■ **Job**:
The listing beneath should be written out in full, exactly as shown.

■ **Record extracts**:
★ ★ ★ ★
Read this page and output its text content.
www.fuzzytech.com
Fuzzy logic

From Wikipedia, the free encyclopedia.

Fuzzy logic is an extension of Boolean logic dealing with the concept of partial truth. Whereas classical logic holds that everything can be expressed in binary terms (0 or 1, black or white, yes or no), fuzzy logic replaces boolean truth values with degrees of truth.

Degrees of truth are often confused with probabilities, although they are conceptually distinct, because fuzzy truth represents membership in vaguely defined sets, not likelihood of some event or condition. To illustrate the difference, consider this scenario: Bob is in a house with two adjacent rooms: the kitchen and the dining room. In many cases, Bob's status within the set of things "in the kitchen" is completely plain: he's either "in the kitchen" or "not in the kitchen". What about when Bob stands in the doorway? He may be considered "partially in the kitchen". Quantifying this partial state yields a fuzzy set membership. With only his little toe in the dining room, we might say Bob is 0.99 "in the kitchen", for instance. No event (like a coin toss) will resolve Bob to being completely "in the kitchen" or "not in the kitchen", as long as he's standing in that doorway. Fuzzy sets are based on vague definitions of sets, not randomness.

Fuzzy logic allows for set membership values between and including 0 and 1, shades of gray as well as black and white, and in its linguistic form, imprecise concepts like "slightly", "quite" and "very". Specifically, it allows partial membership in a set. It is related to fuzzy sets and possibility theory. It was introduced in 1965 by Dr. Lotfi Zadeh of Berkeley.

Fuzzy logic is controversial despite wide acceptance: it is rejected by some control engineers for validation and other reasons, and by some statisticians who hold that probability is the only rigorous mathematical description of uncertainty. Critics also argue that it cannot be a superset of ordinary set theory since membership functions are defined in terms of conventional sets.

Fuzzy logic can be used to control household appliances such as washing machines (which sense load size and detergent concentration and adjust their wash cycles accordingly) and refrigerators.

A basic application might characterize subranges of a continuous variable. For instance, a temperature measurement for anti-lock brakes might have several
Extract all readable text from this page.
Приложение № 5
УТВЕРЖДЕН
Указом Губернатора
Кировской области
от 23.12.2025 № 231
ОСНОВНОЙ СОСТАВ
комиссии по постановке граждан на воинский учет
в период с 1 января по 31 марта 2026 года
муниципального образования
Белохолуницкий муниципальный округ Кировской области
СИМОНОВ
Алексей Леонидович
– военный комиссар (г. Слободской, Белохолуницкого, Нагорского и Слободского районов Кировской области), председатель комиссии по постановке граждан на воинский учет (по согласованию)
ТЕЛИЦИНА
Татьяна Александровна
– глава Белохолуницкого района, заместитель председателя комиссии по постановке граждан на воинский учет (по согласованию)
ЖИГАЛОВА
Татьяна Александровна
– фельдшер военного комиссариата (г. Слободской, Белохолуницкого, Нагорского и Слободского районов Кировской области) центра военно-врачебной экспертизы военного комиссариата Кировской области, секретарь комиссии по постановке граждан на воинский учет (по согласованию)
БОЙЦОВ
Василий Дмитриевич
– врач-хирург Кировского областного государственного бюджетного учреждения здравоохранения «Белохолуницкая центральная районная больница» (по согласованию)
★ ★ ★ ★
■ **Solution to this task**:
Read this page and output its text content.
www.fuzzytech.com
Fuzzy logic

From Wikipedia, the free encyclopedia.

Fuzzy logic is an extension of Boolean logic dealing with the concept of partial truth. Whereas classical logic holds that everything can be expressed in binary terms (0 or 1, black or white, yes or no), fuzzy logic replaces boolean truth values with degrees of truth.

Degrees of truth are often confused with probabilities, although they are conceptually distinct, because fuzzy truth represents membership in vaguely defined sets, not likelihood of some event or condition. To illustrate the difference, consider this scenario: Bob is in a house with two adjacent rooms: the kitchen and the dining room. In many cases, Bob's status within the set of things "in the kitchen" is completely plain: he's either "in the kitchen" or "not in the kitchen". What about when Bob stands in the doorway? He may be considered "partially in the kitchen". Quantifying this partial state yields a fuzzy set membership. With only his little toe in the dining room, we might say Bob is 0.99 "in the kitchen", for instance. No event (like a coin toss) will resolve Bob to being completely "in the kitchen" or "not in the kitchen", as long as he's standing in that doorway. Fuzzy sets are based on vague definitions of sets, not randomness.

Fuzzy logic allows for set membership values between and including 0 and 1, shades of gray as well as black and white, and in its linguistic form, imprecise concepts like "slightly", "quite" and "very". Specifically, it allows partial membership in a set. It is related to fuzzy sets and possibility theory. It was introduced in 1965 by Dr. Lotfi Zadeh of Berkeley.

Fuzzy logic is controversial despite wide acceptance: it is rejected by some control engineers for validation and other reasons, and by some statisticians who hold that probability is the only rigorous mathematical description of uncertainty. Critics also argue that it cannot be a superset of ordinary set theory since membership functions are defined in terms of conventional sets.

Fuzzy logic can be used to control household appliances such as washing machines (which sense load size and detergent concentration and adjust their wash cycles accordingly) and refrigerators.

A basic application might characterize subranges of a continuous variable. For instance, a temperature measurement for anti-lock brakes might have several
Extract all readable text from this page.
Приложение № 5
УТВЕРЖДЕН
Указом Губернатора
Кировской области
от 23.12.2025 № 231
ОСНОВНОЙ СОСТАВ
комиссии по постановке граждан на воинский учет
в период с 1 января по 31 марта 2026 года
муниципального образования
Белохолуницкий муниципальный округ Кировской области
СИМОНОВ
Алексей Леонидович
– военный комиссар (г. Слободской, Белохолуницкого, Нагорского и Слободского районов Кировской области), председатель комиссии по постановке граждан на воинский учет (по согласованию)
ТЕЛИЦИНА
Татьяна Александровна
– глава Белохолуницкого района, заместитель председателя комиссии по постановке граждан на воинский учет (по согласованию)
ЖИГАЛОВА
Татьяна Александровна
– фельдшер военного комиссариата (г. Слободской, Белохолуницкого, Нагорского и Слободского районов Кировской области) центра военно-врачебной экспертизы военного комиссариата Кировской области, секретарь комиссии по постановке граждан на воинский учет (по согласованию)
БОЙЦОВ
Василий Дмитриевич
– врач-хирург Кировского областного государственного бюджетного учреждения здравоохранения «Белохолуницкая центральная районная больница» (по согласованию)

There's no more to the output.